Task instructions:
Below is a set of records; print all of them exactly as written.

Extracted records:
--- BEGIN ---

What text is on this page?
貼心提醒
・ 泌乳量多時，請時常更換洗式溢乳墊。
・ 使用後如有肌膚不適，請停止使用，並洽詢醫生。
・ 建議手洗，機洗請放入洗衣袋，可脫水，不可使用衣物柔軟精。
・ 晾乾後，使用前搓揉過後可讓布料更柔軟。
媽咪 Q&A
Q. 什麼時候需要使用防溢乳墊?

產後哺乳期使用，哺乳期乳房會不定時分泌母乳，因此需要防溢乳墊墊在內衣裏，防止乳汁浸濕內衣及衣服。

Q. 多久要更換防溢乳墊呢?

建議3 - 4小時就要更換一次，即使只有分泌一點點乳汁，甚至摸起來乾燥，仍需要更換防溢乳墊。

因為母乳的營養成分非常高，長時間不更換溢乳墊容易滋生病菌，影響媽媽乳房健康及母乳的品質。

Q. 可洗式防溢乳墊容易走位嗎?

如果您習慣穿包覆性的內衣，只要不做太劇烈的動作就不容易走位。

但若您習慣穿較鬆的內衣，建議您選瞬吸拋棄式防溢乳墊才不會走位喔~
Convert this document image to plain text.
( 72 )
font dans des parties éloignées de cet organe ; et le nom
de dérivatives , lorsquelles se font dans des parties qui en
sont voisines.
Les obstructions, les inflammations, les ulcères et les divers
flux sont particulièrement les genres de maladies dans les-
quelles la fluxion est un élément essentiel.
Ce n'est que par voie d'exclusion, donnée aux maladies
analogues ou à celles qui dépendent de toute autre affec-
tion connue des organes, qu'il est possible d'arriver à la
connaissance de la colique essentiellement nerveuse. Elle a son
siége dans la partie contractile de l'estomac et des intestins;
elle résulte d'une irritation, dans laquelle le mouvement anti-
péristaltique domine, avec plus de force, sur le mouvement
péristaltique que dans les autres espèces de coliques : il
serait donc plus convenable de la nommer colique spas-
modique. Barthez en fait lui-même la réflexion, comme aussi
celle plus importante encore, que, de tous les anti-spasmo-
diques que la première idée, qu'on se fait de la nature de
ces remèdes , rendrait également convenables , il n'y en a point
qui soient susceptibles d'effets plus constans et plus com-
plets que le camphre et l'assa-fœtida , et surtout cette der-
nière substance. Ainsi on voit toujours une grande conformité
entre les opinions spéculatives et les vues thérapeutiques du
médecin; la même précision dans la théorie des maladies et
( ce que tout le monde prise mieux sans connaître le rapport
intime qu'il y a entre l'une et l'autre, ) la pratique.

--- END ---

Full answer:
What text is on this page?
貼心提醒
・ 泌乳量多時，請時常更換洗式溢乳墊。
・ 使用後如有肌膚不適，請停止使用，並洽詢醫生。
・ 建議手洗，機洗請放入洗衣袋，可脫水，不可使用衣物柔軟精。
・ 晾乾後，使用前搓揉過後可讓布料更柔軟。
媽咪 Q&A
Q. 什麼時候需要使用防溢乳墊?

產後哺乳期使用，哺乳期乳房會不定時分泌母乳，因此需要防溢乳墊墊在內衣裏，防止乳汁浸濕內衣及衣服。

Q. 多久要更換防溢乳墊呢?

建議3 - 4小時就要更換一次，即使只有分泌一點點乳汁，甚至摸起來乾燥，仍需要更換防溢乳墊。

因為母乳的營養成分非常高，長時間不更換溢乳墊容易滋生病菌，影響媽媽乳房健康及母乳的品質。

Q. 可洗式防溢乳墊容易走位嗎?

如果您習慣穿包覆性的內衣，只要不做太劇烈的動作就不容易走位。

但若您習慣穿較鬆的內衣，建議您選瞬吸拋棄式防溢乳墊才不會走位喔~
Convert this document image to plain text.
( 72 )
font dans des parties éloignées de cet organe ; et le nom
de dérivatives , lorsquelles se font dans des parties qui en
sont voisines.
Les obstructions, les inflammations, les ulcères et les divers
flux sont particulièrement les genres de maladies dans les-
quelles la fluxion est un élément essentiel.
Ce n'est que par voie d'exclusion, donnée aux maladies
analogues ou à celles qui dépendent de toute autre affec-
tion connue des organes, qu'il est possible d'arriver à la
connaissance de la colique essentiellement nerveuse. Elle a son
siége dans la partie contractile de l'estomac et des intestins;
elle résulte d'une irritation, dans laquelle le mouvement anti-
péristaltique domine, avec plus de force, sur le mouvement
péristaltique que dans les autres espèces de coliques : il
serait donc plus convenable de la nommer colique spas-
modique. Barthez en fait lui-même la réflexion, comme aussi
celle plus importante encore, que, de tous les anti-spasmo-
diques que la première idée, qu'on se fait de la nature de
ces remèdes , rendrait également convenables , il n'y en a point
qui soient susceptibles d'effets plus constans et plus com-
plets que le camphre et l'assa-fœtida , et surtout cette der-
nière substance. Ainsi on voit toujours une grande conformité
entre les opinions spéculatives et les vues thérapeutiques du
médecin; la même précision dans la théorie des maladies et
( ce que tout le monde prise mieux sans connaître le rapport
intime qu'il y a entre l'une et l'autre, ) la pratique.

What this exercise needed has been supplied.